====== ENTRIES PROVIDED

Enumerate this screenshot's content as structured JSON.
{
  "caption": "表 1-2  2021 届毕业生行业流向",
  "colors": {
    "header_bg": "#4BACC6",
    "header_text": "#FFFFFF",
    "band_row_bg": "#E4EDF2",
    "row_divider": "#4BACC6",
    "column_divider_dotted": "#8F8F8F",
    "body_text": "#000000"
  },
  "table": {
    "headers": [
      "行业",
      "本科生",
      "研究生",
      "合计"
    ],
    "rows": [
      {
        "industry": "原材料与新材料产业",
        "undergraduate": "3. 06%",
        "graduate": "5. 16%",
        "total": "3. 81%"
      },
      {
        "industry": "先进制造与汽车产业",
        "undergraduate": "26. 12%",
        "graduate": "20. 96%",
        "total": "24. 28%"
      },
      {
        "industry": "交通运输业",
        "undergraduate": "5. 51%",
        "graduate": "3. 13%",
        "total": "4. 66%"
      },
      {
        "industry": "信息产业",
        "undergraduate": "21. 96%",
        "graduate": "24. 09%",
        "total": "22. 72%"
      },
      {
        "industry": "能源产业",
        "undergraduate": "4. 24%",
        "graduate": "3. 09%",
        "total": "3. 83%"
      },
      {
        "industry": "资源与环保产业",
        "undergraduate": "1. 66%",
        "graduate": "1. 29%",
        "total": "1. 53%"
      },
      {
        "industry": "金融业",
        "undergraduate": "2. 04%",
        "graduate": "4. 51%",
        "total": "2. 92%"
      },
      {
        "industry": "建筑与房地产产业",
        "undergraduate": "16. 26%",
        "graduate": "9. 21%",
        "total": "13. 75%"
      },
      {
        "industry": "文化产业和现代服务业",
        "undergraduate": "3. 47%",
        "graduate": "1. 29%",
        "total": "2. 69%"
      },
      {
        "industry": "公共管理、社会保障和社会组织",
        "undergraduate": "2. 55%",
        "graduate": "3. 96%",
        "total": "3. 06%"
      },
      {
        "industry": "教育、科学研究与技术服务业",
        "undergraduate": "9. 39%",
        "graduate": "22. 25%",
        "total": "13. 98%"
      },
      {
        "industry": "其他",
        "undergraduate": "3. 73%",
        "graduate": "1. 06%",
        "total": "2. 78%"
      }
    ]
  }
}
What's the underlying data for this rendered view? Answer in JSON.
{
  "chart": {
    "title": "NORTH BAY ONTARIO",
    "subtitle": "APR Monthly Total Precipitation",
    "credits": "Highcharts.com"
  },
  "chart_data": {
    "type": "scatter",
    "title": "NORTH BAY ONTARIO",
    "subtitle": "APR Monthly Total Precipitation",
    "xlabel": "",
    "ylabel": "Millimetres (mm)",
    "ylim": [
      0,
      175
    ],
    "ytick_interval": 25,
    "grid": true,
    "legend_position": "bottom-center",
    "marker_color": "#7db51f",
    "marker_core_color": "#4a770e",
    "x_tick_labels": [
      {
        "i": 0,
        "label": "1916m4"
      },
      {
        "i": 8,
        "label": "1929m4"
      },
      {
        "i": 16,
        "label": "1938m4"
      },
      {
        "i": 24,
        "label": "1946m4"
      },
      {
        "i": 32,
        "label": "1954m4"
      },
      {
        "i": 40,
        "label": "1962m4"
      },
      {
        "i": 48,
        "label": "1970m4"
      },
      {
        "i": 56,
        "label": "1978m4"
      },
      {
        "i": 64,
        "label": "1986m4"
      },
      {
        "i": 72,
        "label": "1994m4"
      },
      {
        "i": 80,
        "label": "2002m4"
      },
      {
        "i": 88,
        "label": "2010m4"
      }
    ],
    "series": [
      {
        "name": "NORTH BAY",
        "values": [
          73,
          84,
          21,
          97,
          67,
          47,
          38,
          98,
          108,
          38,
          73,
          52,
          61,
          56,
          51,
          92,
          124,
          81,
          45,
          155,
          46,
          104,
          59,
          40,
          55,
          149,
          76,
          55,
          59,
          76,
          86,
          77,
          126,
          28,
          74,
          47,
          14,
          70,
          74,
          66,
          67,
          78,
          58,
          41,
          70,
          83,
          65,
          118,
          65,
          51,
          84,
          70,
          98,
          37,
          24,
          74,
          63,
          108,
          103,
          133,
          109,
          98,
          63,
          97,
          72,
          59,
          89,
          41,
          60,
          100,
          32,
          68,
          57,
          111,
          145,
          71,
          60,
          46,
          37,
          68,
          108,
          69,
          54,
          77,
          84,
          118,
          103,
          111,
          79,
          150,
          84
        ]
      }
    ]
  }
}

============

Output the complete data exactly as written.

Enumerate this screenshot's content as structured JSON.
{
  "caption": "表 1-2  2021 届毕业生行业流向",
  "colors": {
    "header_bg": "#4BACC6",
    "header_text": "#FFFFFF",
    "band_row_bg": "#E4EDF2",
    "row_divider": "#4BACC6",
    "column_divider_dotted": "#8F8F8F",
    "body_text": "#000000"
  },
  "table": {
    "headers": [
      "行业",
      "本科生",
      "研究生",
      "合计"
    ],
    "rows": [
      {
        "industry": "原材料与新材料产业",
        "undergraduate": "3. 06%",
        "graduate": "5. 16%",
        "total": "3. 81%"
      },
      {
        "industry": "先进制造与汽车产业",
        "undergraduate": "26. 12%",
        "graduate": "20. 96%",
        "total": "24. 28%"
      },
      {
        "industry": "交通运输业",
        "undergraduate": "5. 51%",
        "graduate": "3. 13%",
        "total": "4. 66%"
      },
      {
        "industry": "信息产业",
        "undergraduate": "21. 96%",
        "graduate": "24. 09%",
        "total": "22. 72%"
      },
      {
        "industry": "能源产业",
        "undergraduate": "4. 24%",
        "graduate": "3. 09%",
        "total": "3. 83%"
      },
      {
        "industry": "资源与环保产业",
        "undergraduate": "1. 66%",
        "graduate": "1. 29%",
        "total": "1. 53%"
      },
      {
        "industry": "金融业",
        "undergraduate": "2. 04%",
        "graduate": "4. 51%",
        "total": "2. 92%"
      },
      {
        "industry": "建筑与房地产产业",
        "undergraduate": "16. 26%",
        "graduate": "9. 21%",
        "total": "13. 75%"
      },
      {
        "industry": "文化产业和现代服务业",
        "undergraduate": "3. 47%",
        "graduate": "1. 29%",
        "total": "2. 69%"
      },
      {
        "industry": "公共管理、社会保障和社会组织",
        "undergraduate": "2. 55%",
        "graduate": "3. 96%",
        "total": "3. 06%"
      },
      {
        "industry": "教育、科学研究与技术服务业",
        "undergraduate": "9. 39%",
        "graduate": "22. 25%",
        "total": "13. 98%"
      },
      {
        "industry": "其他",
        "undergraduate": "3. 73%",
        "graduate": "1. 06%",
        "total": "2. 78%"
      }
    ]
  }
}
What's the underlying data for this rendered view? Answer in JSON.
{
  "chart": {
    "title": "NORTH BAY ONTARIO",
    "subtitle": "APR Monthly Total Precipitation",
    "credits": "Highcharts.com"
  },
  "chart_data": {
    "type": "scatter",
    "title": "NORTH BAY ONTARIO",
    "subtitle": "APR Monthly Total Precipitation",
    "xlabel": "",
    "ylabel": "Millimetres (mm)",
    "ylim": [
      0,
      175
    ],
    "ytick_interval": 25,
    "grid": true,
    "legend_position": "bottom-center",
    "marker_color": "#7db51f",
    "marker_core_color": "#4a770e",
    "x_tick_labels": [
      {
        "i": 0,
        "label": "1916m4"
      },
      {
        "i": 8,
        "label": "1929m4"
      },
      {
        "i": 16,
        "label": "1938m4"
      },
      {
        "i": 24,
        "label": "1946m4"
      },
      {
        "i": 32,
        "label": "1954m4"
      },
      {
        "i": 40,
        "label": "1962m4"
      },
      {
        "i": 48,
        "label": "1970m4"
      },
      {
        "i": 56,
        "label": "1978m4"
      },
      {
        "i": 64,
        "label": "1986m4"
      },
      {
        "i": 72,
        "label": "1994m4"
      },
      {
        "i": 80,
        "label": "2002m4"
      },
      {
        "i": 88,
        "label": "2010m4"
      }
    ],
    "series": [
      {
        "name": "NORTH BAY",
        "values": [
          73,
          84,
          21,
          97,
          67,
          47,
          38,
          98,
          108,
          38,
          73,
          52,
          61,
          56,
          51,
          92,
          124,
          81,
          45,
          155,
          46,
          104,
          59,
          40,
          55,
          149,
          76,
          55,
          59,
          76,
          86,
          77,
          126,
          28,
          74,
          47,
          14,
          70,
          74,
          66,
          67,
          78,
          58,
          41,
          70,
          83,
          65,
          118,
          65,
          51,
          84,
          70,
          98,
          37,
          24,
          74,
          63,
          108,
          103,
          133,
          109,
          98,
          63,
          97,
          72,
          59,
          89,
          41,
          60,
          100,
          32,
          68,
          57,
          111,
          145,
          71,
          60,
          46,
          37,
          68,
          108,
          69,
          54,
          77,
          84,
          118,
          103,
          111,
          79,
          150,
          84
        ]
      }
    ]
  }
}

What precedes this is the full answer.